**INSTRUCTIONS TO FOLLOW:**
Your task is to transcribe the records exactly, skipping every image.

Stored records
* Begin *

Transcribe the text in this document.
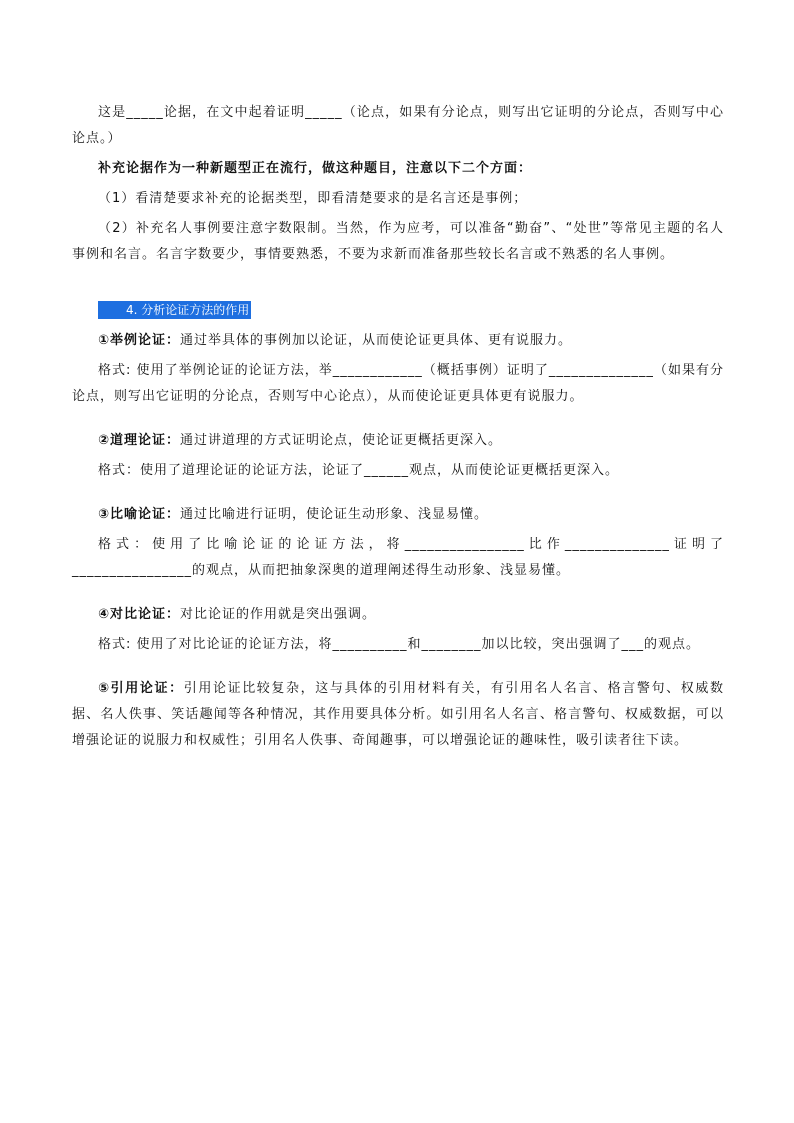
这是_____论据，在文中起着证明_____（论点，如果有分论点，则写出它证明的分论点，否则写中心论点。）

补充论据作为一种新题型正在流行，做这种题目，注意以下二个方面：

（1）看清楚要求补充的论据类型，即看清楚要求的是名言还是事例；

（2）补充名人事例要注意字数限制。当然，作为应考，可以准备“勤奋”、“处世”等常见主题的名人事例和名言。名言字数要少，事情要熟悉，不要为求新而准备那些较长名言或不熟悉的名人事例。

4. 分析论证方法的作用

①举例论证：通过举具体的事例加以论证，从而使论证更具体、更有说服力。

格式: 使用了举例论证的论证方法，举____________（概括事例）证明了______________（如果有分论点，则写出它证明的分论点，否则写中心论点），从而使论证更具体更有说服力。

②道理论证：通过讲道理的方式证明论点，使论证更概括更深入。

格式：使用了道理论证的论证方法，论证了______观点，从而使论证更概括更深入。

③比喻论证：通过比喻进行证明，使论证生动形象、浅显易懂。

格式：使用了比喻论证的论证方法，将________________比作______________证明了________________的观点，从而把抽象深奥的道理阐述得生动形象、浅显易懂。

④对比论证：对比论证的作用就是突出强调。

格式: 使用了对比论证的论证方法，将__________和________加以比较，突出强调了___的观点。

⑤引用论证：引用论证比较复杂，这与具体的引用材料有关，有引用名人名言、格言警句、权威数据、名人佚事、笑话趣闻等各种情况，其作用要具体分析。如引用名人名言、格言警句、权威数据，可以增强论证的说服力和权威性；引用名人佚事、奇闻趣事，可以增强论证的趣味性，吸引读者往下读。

* End *

**TASK RESULT:**
Transcribe the text in this document.
这是_____论据，在文中起着证明_____（论点，如果有分论点，则写出它证明的分论点，否则写中心论点。）

补充论据作为一种新题型正在流行，做这种题目，注意以下二个方面：

（1）看清楚要求补充的论据类型，即看清楚要求的是名言还是事例；

（2）补充名人事例要注意字数限制。当然，作为应考，可以准备“勤奋”、“处世”等常见主题的名人事例和名言。名言字数要少，事情要熟悉，不要为求新而准备那些较长名言或不熟悉的名人事例。

4. 分析论证方法的作用

①举例论证：通过举具体的事例加以论证，从而使论证更具体、更有说服力。

格式: 使用了举例论证的论证方法，举____________（概括事例）证明了______________（如果有分论点，则写出它证明的分论点，否则写中心论点），从而使论证更具体更有说服力。

②道理论证：通过讲道理的方式证明论点，使论证更概括更深入。

格式：使用了道理论证的论证方法，论证了______观点，从而使论证更概括更深入。

③比喻论证：通过比喻进行证明，使论证生动形象、浅显易懂。

格式：使用了比喻论证的论证方法，将________________比作______________证明了________________的观点，从而把抽象深奥的道理阐述得生动形象、浅显易懂。

④对比论证：对比论证的作用就是突出强调。

格式: 使用了对比论证的论证方法，将__________和________加以比较，突出强调了___的观点。

⑤引用论证：引用论证比较复杂，这与具体的引用材料有关，有引用名人名言、格言警句、权威数据、名人佚事、笑话趣闻等各种情况，其作用要具体分析。如引用名人名言、格言警句、权威数据，可以增强论证的说服力和权威性；引用名人佚事、奇闻趣事，可以增强论证的趣味性，吸引读者往下读。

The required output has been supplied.